● Goal
Reproduce the items verbatim, from the very first line down to and including the line that contains "button[interactable]: M <box>316".

● Data for the task

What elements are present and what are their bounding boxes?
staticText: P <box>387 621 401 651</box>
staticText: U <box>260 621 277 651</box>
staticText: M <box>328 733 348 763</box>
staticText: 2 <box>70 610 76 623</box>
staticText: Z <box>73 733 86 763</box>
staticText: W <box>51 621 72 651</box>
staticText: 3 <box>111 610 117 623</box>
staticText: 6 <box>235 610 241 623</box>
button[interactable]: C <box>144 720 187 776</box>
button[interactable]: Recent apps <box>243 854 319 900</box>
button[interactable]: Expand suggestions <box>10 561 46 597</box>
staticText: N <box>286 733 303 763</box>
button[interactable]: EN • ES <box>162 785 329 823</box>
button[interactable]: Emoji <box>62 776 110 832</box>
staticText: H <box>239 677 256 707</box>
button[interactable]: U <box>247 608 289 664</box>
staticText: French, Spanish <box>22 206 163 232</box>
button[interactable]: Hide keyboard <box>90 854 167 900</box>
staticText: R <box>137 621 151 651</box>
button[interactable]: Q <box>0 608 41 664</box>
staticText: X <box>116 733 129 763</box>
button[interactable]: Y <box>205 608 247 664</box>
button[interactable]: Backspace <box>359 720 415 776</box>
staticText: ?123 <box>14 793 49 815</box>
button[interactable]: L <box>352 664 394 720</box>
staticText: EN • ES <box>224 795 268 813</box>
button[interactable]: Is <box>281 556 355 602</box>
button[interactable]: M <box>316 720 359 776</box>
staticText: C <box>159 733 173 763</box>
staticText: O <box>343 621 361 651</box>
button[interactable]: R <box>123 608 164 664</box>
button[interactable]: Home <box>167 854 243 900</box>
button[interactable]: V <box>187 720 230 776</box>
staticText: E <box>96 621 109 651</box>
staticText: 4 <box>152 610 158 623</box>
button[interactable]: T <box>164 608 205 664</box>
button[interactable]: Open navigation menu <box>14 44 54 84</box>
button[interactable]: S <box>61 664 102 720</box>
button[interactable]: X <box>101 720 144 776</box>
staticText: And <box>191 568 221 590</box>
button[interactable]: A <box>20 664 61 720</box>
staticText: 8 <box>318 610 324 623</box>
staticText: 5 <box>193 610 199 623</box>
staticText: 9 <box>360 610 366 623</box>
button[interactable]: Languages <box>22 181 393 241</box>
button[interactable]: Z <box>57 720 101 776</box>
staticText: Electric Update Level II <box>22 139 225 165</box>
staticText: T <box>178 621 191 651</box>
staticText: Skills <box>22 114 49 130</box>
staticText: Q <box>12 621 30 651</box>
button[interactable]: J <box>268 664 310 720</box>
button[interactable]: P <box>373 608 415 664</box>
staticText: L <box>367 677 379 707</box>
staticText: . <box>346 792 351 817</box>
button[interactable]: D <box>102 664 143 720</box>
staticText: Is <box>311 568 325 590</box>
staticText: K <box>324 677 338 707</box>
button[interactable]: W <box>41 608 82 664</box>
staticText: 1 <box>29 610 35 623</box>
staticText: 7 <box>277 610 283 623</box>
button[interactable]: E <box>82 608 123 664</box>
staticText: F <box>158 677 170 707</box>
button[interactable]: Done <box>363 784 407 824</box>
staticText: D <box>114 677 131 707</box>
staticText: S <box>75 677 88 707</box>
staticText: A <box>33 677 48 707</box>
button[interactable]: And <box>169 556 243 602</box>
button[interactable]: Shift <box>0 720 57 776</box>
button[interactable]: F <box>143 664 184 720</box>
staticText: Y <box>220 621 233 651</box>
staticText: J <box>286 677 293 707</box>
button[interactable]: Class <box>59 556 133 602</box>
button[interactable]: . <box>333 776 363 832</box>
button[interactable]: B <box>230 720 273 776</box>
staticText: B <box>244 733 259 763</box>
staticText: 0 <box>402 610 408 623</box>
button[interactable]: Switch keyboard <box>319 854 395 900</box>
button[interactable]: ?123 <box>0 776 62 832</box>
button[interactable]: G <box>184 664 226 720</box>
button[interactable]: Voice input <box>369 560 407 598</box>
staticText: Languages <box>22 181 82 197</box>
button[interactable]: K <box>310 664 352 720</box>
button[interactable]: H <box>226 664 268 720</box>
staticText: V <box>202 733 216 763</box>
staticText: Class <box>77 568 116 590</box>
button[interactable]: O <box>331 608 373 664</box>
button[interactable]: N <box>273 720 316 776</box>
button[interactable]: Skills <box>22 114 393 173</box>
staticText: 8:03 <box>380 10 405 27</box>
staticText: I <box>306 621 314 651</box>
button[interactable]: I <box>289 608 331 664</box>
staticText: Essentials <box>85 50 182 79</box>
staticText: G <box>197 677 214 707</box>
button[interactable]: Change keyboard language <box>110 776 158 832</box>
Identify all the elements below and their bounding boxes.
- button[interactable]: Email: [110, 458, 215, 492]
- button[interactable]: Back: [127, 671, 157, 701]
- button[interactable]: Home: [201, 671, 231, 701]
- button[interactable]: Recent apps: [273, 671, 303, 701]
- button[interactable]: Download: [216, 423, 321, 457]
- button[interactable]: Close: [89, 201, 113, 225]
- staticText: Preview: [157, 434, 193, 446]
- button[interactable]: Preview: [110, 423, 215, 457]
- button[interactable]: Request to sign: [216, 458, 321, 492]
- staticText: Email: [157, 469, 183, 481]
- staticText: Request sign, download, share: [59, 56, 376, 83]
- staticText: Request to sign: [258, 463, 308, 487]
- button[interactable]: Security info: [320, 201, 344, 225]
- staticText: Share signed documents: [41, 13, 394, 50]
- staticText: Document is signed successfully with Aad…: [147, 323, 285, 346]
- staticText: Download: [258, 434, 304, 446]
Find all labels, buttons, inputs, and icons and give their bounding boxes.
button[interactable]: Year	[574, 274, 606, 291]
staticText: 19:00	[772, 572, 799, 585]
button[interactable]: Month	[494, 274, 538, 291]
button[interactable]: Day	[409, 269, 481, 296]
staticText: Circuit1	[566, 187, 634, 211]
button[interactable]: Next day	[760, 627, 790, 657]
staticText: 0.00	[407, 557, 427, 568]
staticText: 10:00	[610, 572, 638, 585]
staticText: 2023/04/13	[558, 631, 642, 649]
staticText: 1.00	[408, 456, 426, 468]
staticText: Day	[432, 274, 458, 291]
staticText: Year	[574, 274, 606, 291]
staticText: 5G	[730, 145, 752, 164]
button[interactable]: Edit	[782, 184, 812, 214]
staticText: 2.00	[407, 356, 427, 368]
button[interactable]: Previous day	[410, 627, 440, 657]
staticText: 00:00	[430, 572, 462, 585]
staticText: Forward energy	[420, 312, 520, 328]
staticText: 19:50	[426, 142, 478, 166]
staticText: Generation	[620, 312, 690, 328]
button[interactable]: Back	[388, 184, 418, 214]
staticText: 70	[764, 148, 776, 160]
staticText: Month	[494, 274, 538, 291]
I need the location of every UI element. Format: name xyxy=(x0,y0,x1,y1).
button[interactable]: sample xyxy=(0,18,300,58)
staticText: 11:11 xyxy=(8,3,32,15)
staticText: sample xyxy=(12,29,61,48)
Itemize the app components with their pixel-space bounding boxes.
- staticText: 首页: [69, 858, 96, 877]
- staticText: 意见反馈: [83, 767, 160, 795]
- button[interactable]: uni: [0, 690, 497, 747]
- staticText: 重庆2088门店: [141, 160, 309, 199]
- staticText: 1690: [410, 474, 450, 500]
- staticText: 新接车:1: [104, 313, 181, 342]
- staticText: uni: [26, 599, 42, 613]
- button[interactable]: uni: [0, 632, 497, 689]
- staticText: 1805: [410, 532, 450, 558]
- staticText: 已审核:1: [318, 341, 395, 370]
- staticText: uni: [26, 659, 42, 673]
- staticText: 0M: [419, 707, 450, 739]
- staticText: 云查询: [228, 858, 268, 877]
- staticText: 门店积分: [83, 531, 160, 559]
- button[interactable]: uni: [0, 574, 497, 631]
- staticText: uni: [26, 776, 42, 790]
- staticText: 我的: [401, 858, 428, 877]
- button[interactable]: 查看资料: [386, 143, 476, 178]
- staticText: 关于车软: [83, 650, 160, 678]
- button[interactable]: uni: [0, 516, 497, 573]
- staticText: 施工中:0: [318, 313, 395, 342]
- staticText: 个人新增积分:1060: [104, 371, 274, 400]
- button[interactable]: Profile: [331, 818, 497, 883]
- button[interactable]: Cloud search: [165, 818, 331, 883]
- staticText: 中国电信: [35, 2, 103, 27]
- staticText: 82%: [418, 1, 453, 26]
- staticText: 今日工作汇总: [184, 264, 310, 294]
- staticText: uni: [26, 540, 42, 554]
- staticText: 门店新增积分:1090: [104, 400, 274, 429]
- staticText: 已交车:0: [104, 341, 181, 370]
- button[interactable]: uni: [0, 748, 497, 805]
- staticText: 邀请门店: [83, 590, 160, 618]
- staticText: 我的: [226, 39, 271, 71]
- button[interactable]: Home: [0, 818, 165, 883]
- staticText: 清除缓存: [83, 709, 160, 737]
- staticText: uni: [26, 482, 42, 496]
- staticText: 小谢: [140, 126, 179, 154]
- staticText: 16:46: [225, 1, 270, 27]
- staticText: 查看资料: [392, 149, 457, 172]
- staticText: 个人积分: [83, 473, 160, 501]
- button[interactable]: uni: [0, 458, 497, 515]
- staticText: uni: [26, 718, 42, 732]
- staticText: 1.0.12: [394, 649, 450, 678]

● The output
What elements are present and what are their bounding boxes?
staticText: P <box>387 621 401 651</box>
staticText: U <box>260 621 277 651</box>
staticText: M <box>328 733 348 763</box>
staticText: 2 <box>70 610 76 623</box>
staticText: Z <box>73 733 86 763</box>
staticText: W <box>51 621 72 651</box>
staticText: 3 <box>111 610 117 623</box>
staticText: 6 <box>235 610 241 623</box>
button[interactable]: C <box>144 720 187 776</box>
button[interactable]: Recent apps <box>243 854 319 900</box>
button[interactable]: Expand suggestions <box>10 561 46 597</box>
staticText: N <box>286 733 303 763</box>
button[interactable]: EN • ES <box>162 785 329 823</box>
button[interactable]: Emoji <box>62 776 110 832</box>
staticText: H <box>239 677 256 707</box>
button[interactable]: U <box>247 608 289 664</box>
staticText: French, Spanish <box>22 206 163 232</box>
button[interactable]: Hide keyboard <box>90 854 167 900</box>
staticText: R <box>137 621 151 651</box>
button[interactable]: Q <box>0 608 41 664</box>
staticText: X <box>116 733 129 763</box>
button[interactable]: Y <box>205 608 247 664</box>
button[interactable]: Backspace <box>359 720 415 776</box>
staticText: ?123 <box>14 793 49 815</box>
button[interactable]: L <box>352 664 394 720</box>
staticText: EN • ES <box>224 795 268 813</box>
button[interactable]: Is <box>281 556 355 602</box>
button[interactable]: M <box>316 720 359 776</box>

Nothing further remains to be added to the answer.